- _EXERCISE REQUIREMENTS_:
For each record that follows, write out an identical copy.

:: GIVEN RECORDS

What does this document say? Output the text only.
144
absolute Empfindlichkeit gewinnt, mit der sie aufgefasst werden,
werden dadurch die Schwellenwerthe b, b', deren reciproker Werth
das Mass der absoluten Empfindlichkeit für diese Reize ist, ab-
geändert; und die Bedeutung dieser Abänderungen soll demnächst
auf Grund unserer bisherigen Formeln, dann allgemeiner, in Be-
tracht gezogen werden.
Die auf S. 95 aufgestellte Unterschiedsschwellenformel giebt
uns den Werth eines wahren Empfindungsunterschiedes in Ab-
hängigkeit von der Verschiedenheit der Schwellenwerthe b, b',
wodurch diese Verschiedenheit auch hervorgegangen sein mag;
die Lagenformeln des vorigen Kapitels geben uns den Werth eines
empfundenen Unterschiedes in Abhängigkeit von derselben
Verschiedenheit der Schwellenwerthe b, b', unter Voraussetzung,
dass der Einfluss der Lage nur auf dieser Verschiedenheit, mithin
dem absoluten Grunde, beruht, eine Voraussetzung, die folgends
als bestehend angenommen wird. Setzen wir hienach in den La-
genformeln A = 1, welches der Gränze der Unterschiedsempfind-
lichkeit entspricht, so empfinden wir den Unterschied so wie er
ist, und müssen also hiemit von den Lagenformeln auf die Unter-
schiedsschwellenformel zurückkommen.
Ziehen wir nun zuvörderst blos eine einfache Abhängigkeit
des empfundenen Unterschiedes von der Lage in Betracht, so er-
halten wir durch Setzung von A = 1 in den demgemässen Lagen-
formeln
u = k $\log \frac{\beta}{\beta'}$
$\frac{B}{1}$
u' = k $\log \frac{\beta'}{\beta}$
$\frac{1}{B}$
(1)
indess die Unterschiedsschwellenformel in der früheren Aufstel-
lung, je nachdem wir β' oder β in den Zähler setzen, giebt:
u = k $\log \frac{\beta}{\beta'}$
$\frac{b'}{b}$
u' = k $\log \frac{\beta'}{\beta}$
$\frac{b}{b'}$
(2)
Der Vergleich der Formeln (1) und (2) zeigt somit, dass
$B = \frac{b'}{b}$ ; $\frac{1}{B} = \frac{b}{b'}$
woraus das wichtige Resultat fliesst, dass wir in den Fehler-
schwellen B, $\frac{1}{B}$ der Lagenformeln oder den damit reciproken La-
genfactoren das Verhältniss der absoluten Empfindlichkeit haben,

::::

- _RESULT FOR THIS EXERCISE_:
What does this document say? Output the text only.
144
absolute Empfindlichkeit gewinnt, mit der sie aufgefasst werden,
werden dadurch die Schwellenwerthe b, b', deren reciproker Werth
das Mass der absoluten Empfindlichkeit für diese Reize ist, ab-
geändert; und die Bedeutung dieser Abänderungen soll demnächst
auf Grund unserer bisherigen Formeln, dann allgemeiner, in Be-
tracht gezogen werden.
Die auf S. 95 aufgestellte Unterschiedsschwellenformel giebt
uns den Werth eines wahren Empfindungsunterschiedes in Ab-
hängigkeit von der Verschiedenheit der Schwellenwerthe b, b',
wodurch diese Verschiedenheit auch hervorgegangen sein mag;
die Lagenformeln des vorigen Kapitels geben uns den Werth eines
empfundenen Unterschiedes in Abhängigkeit von derselben
Verschiedenheit der Schwellenwerthe b, b', unter Voraussetzung,
dass der Einfluss der Lage nur auf dieser Verschiedenheit, mithin
dem absoluten Grunde, beruht, eine Voraussetzung, die folgends
als bestehend angenommen wird. Setzen wir hienach in den La-
genformeln A = 1, welches der Gränze der Unterschiedsempfind-
lichkeit entspricht, so empfinden wir den Unterschied so wie er
ist, und müssen also hiemit von den Lagenformeln auf die Unter-
schiedsschwellenformel zurückkommen.
Ziehen wir nun zuvörderst blos eine einfache Abhängigkeit
des empfundenen Unterschiedes von der Lage in Betracht, so er-
halten wir durch Setzung von A = 1 in den demgemässen Lagen-
formeln
u = k $\log \frac{\beta}{\beta'}$
$\frac{B}{1}$
u' = k $\log \frac{\beta'}{\beta}$
$\frac{1}{B}$
(1)
indess die Unterschiedsschwellenformel in der früheren Aufstel-
lung, je nachdem wir β' oder β in den Zähler setzen, giebt:
u = k $\log \frac{\beta}{\beta'}$
$\frac{b'}{b}$
u' = k $\log \frac{\beta'}{\beta}$
$\frac{b}{b'}$
(2)
Der Vergleich der Formeln (1) und (2) zeigt somit, dass
$B = \frac{b'}{b}$ ; $\frac{1}{B} = \frac{b}{b'}$
woraus das wichtige Resultat fliesst, dass wir in den Fehler-
schwellen B, $\frac{1}{B}$ der Lagenformeln oder den damit reciproken La-
genfactoren das Verhältniss der absoluten Empfindlichkeit haben,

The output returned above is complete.